▶ _Given problem_:
Search the listing for the string "only" and copy every line that contains it.

[Start Records provided]

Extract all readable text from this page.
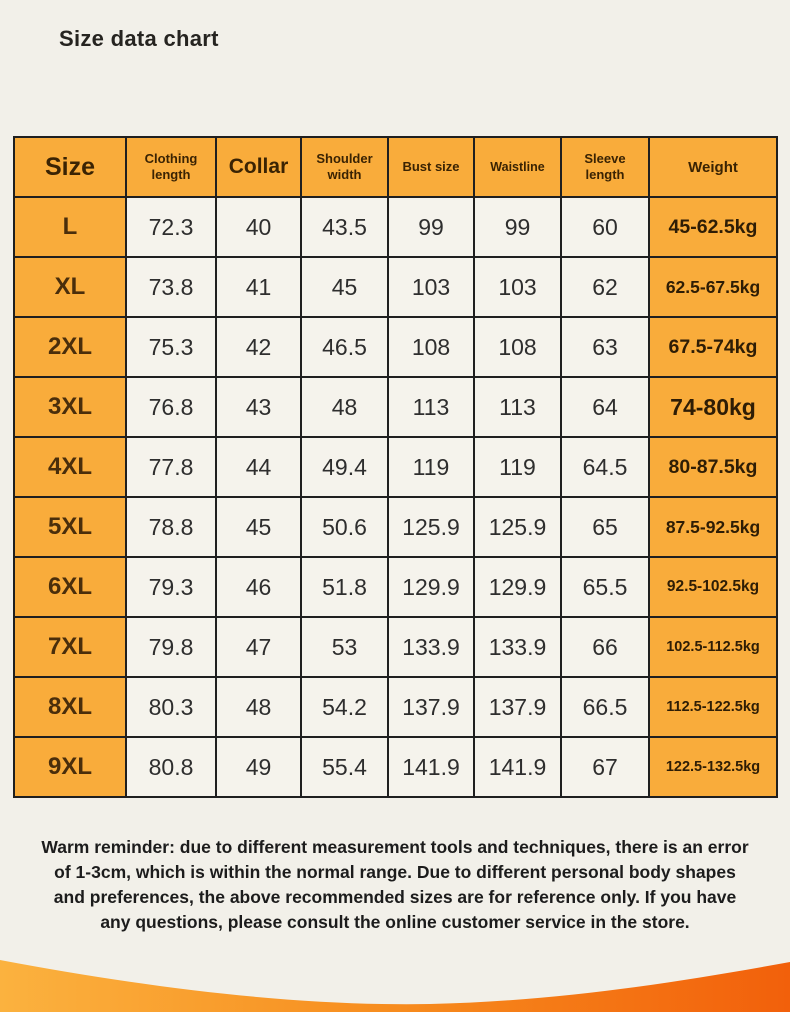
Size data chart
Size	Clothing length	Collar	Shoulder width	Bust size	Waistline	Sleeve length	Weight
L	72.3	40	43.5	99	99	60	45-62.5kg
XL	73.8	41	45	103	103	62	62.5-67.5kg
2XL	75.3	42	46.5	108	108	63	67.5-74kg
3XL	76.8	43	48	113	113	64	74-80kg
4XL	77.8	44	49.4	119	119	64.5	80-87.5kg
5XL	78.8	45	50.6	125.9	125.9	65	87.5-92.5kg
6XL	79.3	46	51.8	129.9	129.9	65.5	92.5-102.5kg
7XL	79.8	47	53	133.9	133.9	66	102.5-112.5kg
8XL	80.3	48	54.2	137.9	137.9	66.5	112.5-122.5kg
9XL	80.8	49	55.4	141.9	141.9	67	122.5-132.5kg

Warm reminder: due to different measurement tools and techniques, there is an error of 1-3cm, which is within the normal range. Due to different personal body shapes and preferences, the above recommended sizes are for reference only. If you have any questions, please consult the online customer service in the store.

[End Records provided]
[Start Records provided]

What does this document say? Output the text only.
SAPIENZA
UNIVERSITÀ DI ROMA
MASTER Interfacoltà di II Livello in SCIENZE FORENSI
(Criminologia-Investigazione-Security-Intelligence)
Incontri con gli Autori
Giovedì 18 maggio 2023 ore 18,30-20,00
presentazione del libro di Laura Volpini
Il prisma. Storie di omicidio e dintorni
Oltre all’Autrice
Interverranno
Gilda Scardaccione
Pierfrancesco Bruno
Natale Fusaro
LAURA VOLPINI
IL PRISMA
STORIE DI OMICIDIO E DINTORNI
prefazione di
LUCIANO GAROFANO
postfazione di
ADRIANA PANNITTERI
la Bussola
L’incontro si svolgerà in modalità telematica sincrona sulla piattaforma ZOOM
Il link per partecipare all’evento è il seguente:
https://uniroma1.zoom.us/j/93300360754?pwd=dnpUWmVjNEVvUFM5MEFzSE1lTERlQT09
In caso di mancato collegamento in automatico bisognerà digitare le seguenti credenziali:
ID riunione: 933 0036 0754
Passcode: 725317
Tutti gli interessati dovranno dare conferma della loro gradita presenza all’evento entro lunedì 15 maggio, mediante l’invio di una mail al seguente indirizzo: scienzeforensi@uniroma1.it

[End Records provided]

▶ _Solution_:
Warm reminder: due to different measurement tools and techniques, there is an error of 1-3cm, which is within the normal range. Due to different personal body shapes and preferences, the above recommended sizes are for reference only. If you have any questions, please consult the online customer service in the store.
What does this document say? Output the text only.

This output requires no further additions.